COMPITO A:
Trascrivi fedelmente dall'estratto tutto il testo che va da "Terzo disco per" giù fino a "è propriamente ottimale.".
COMPITO B:
Riduci a un elenco puntato il paragrafo dell'estratto che comincia con "Terzo disco per i belgi", mantenendone i fatti principali.

ESTRATTO:
━━━━

Terzo disco per i belgi Leng Tch’e, primo su Relapse Records. La band appartiene all’ultima ondata generazionale di bands grindcore, quella venuta dopo i Nasum per intenderci, e quindi parliamo di un grind con una produzione cristallina e potente, con patterns che spesso sfociano nel grind’n’roll e in una serie di influenze più meno accentuate nella musica. Tuttavia i Leng Tch’e si erano tenuti alla larga da questi clichè, con i primi due ottimi album, e parlo soprattutto dell’ultimo “Man-Mad-Predator”. Il passaggio alla Relapse segna una svolta che, dal mio punto di vista, non è propriamente ottimale.
Innanzi tutto la band ha cambiato 3/5 della line-up e ciò, alla luce di quello che vi dirò, sembra aver peggiorato la situazione, poi la produzione del rinomato Tue Madsen e dei suoi Ant Farm Studios è troppo pulita e cristallina, e ciò se da un lato da maggior impatto dal punto di vista del suono, dall’altro canto fa perdere alla band il calor bianco proprio del grindcore, il suono grezzo e viscerale che è proprio di questo genere. Forse la morte di Mieszko Talarczyk ha scombinato i piani della band, i quali sono sicuro erano quelli di registrare il disco ai Soundlab Studios. Dulcis in fundo il passaggio della band al rooster Relapse da una certa omologazione al suono dei Leng Tch’e, i quali provano a dare contaminazione alla propria musica, e quindi oltre ad un approccio più rock’n’roll-oriented, ecco che troviamo il riff stoner/sludge di “Glamourgirl Concubine” o il vero e proprio monumento al rock’n’roll grezzo di “PIMP”, non mancano echi punk oltre a quelli thrash/death metal. In tutto questo che fine fa l’assalto spietato dei due precedenti dischi? C’è, statene certi, ma molto spesso o è sotterrato sotto i difetti già citati oppure è dissimulato, laddove la band pensa di farci male con qualche accelerazione fulminea, dimenticando l’olocausto sonoro dei due precedenti dischi.

━━━━

CAMPIONE DEL DATASET:
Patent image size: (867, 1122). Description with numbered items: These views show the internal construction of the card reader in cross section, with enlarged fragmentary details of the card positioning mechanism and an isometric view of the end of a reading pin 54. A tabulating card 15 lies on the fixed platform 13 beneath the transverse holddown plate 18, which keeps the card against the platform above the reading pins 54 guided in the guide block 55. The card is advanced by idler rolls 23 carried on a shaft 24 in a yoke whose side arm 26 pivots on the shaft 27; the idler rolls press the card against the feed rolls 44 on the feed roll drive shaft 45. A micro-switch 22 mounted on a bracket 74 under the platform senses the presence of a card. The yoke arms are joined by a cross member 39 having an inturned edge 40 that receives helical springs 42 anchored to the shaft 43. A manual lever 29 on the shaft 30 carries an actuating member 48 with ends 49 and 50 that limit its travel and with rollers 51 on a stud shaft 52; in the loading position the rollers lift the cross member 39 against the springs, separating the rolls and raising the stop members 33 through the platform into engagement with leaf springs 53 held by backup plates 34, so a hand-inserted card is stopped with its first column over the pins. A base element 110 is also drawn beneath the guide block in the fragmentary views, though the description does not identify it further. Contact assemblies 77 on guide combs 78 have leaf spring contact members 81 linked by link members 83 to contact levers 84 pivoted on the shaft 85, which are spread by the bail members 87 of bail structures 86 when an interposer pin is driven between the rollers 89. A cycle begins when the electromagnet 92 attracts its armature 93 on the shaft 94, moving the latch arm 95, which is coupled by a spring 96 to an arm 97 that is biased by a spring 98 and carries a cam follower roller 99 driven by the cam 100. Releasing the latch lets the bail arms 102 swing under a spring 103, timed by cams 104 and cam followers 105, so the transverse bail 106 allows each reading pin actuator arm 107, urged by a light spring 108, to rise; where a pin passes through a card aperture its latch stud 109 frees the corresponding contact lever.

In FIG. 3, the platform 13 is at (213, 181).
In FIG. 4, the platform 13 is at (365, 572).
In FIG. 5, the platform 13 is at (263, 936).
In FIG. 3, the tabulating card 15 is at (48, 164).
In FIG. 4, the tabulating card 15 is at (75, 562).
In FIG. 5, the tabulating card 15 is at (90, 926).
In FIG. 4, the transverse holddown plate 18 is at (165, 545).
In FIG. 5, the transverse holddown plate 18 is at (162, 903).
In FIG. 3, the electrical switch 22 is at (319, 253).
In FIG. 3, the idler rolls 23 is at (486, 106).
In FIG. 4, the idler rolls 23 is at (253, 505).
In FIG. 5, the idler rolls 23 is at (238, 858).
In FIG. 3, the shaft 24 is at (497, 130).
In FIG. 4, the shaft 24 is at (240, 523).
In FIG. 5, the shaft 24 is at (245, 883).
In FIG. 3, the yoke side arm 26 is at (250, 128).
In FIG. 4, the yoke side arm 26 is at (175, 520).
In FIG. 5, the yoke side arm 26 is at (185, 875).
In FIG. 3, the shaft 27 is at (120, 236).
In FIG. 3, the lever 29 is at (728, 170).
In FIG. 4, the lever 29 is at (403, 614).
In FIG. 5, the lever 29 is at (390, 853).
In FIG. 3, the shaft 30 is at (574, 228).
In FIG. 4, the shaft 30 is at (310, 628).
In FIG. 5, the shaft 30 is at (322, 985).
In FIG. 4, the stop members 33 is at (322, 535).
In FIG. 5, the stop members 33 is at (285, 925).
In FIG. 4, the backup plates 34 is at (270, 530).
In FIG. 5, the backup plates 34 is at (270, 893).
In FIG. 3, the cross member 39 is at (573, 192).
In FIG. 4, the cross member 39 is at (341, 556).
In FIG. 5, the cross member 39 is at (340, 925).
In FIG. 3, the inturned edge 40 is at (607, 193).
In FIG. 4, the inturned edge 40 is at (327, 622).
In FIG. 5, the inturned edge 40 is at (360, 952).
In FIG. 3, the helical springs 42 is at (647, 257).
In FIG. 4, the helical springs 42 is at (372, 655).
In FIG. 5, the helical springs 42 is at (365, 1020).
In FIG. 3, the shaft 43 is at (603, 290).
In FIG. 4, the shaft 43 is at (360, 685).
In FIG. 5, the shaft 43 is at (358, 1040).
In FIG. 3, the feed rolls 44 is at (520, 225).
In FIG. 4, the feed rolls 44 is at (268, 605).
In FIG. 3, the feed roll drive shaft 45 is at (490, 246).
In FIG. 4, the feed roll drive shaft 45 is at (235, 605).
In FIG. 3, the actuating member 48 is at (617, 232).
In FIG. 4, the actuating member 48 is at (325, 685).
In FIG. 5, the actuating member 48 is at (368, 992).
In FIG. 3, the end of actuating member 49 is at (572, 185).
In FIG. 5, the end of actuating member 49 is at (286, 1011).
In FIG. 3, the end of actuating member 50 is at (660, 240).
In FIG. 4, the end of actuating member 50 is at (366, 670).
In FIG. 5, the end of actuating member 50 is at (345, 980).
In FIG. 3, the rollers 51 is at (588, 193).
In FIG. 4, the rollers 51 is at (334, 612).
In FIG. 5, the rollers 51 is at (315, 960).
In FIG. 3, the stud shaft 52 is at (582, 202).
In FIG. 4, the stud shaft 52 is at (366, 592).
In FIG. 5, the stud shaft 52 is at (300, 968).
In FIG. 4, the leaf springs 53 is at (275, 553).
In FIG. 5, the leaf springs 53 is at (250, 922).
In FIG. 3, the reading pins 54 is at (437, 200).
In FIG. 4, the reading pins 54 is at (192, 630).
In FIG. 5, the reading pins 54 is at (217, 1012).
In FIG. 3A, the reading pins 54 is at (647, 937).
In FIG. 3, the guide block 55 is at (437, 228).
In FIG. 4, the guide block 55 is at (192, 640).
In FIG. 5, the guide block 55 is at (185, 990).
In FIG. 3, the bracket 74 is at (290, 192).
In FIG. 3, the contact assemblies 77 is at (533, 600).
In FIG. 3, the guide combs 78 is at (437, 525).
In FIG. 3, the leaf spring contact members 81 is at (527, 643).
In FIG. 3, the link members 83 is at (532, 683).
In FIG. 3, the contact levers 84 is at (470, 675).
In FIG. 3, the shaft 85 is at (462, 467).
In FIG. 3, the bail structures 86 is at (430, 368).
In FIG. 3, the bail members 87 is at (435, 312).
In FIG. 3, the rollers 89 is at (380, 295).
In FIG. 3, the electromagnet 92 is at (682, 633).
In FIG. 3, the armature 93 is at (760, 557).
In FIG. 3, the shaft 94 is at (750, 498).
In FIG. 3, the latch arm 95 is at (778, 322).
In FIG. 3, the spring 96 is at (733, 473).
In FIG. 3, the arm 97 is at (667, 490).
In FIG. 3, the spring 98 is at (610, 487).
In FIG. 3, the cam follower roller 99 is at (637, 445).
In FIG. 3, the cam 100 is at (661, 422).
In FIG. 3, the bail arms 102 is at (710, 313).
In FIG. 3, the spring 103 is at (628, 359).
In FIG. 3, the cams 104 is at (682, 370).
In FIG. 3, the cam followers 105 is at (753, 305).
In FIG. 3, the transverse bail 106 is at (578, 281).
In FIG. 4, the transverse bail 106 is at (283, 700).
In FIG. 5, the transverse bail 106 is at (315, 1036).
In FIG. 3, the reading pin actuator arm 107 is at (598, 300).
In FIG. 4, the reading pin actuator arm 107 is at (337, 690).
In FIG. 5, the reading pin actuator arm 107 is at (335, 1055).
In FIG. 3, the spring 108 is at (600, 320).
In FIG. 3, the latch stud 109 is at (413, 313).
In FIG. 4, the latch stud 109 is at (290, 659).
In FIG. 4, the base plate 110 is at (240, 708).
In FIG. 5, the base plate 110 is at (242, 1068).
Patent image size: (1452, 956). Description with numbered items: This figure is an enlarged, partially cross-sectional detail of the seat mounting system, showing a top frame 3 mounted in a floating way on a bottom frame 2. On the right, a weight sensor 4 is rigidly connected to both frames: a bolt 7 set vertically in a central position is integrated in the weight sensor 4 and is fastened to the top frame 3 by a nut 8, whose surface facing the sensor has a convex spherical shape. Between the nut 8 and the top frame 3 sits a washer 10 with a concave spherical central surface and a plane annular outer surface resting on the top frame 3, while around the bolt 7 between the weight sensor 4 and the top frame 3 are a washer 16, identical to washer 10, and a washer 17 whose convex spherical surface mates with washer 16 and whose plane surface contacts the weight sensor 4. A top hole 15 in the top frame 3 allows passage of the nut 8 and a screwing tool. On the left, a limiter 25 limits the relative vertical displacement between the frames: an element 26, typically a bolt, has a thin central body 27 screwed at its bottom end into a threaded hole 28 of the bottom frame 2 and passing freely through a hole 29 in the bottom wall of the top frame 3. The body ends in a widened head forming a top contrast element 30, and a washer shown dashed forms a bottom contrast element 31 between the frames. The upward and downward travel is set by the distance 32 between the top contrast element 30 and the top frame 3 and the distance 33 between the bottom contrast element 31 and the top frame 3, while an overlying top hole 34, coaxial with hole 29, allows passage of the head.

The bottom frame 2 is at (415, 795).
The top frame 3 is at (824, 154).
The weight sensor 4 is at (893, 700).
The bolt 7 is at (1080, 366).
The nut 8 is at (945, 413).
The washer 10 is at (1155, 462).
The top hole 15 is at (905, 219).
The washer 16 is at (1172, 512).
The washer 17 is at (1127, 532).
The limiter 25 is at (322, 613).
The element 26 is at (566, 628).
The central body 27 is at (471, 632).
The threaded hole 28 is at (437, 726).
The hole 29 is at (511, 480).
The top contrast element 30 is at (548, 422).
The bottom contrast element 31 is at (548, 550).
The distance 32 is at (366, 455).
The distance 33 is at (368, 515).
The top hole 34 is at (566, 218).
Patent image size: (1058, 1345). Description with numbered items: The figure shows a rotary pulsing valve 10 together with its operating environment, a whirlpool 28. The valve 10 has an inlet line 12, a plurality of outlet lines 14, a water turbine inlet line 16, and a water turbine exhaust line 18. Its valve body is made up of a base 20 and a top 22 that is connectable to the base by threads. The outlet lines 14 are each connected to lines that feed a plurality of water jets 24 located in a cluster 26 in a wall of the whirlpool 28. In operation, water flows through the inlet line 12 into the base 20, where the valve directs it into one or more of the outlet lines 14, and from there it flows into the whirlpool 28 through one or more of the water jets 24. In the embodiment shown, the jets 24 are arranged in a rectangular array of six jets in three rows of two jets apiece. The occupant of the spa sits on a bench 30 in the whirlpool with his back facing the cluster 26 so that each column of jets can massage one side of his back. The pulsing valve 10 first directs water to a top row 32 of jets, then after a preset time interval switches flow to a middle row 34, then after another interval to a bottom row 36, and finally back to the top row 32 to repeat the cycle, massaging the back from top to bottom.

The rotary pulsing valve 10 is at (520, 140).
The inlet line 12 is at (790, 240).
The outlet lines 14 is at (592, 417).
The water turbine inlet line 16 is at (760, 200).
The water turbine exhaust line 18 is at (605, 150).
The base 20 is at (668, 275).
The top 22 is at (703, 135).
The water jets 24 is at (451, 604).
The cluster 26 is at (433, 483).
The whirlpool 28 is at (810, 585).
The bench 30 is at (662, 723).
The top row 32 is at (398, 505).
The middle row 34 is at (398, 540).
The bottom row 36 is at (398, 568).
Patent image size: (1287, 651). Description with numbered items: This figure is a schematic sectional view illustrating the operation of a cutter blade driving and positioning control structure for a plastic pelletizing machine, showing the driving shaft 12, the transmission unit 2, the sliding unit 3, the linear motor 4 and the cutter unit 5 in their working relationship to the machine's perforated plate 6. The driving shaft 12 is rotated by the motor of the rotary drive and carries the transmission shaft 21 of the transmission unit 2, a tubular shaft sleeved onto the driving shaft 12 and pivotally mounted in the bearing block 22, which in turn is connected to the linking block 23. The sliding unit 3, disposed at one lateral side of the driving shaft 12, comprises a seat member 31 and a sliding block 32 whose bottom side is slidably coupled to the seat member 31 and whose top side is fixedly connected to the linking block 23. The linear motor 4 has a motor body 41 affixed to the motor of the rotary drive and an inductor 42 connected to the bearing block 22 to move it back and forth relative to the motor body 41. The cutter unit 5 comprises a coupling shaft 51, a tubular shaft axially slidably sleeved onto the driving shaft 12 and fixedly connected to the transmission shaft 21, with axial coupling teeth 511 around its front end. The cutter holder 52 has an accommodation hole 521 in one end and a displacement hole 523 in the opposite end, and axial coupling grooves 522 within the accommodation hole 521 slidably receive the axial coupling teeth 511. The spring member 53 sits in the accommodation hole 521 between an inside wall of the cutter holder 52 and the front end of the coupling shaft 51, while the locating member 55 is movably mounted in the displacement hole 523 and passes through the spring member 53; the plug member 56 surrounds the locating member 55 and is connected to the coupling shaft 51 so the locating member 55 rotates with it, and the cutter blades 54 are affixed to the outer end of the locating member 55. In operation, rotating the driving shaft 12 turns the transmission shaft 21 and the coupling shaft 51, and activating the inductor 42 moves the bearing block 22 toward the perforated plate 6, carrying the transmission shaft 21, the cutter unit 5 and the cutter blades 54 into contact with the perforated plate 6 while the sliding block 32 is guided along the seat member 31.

━━━━

RISULTATO DEL COMPITO A:
Terzo disco per i belgi Leng Tch’e, primo su Relapse Records. La band appartiene all’ultima ondata generazionale di bands grindcore, quella venuta dopo i Nasum per intenderci, e quindi parliamo di un grind con una produzione cristallina e potente, con patterns che spesso sfociano nel grind’n’roll e in una serie di influenze più meno accentuate nella musica. Tuttavia i Leng Tch’e si erano tenuti alla larga da questi clichè, con i primi due ottimi album, e parlo soprattutto dell’ultimo “Man-Mad-Predator”. Il passaggio alla Relapse segna una svolta che, dal mio punto di vista, non è propriamente ottimale.

RISULTATO DEL COMPITO B:
- È il terzo disco dei belgi Leng Tch’e e il primo su Relapse Records.
- La band fa parte dell'ultima generazione di gruppi grindcore, quella venuta dopo i Nasum.
- Questa generazione suona un grind con una produzione cristallina e potente, con patterns che spesso sfociano nel grind’n’roll e con varie influenze.
- Con i primi due album, molto buoni e soprattutto con l'ultimo, “Man-Mad-Predator”, i Leng Tch’e si erano tenuti lontani da questi cliché.
- Secondo chi scrive, il passaggio alla Relapse segna una svolta non del tutto positiva.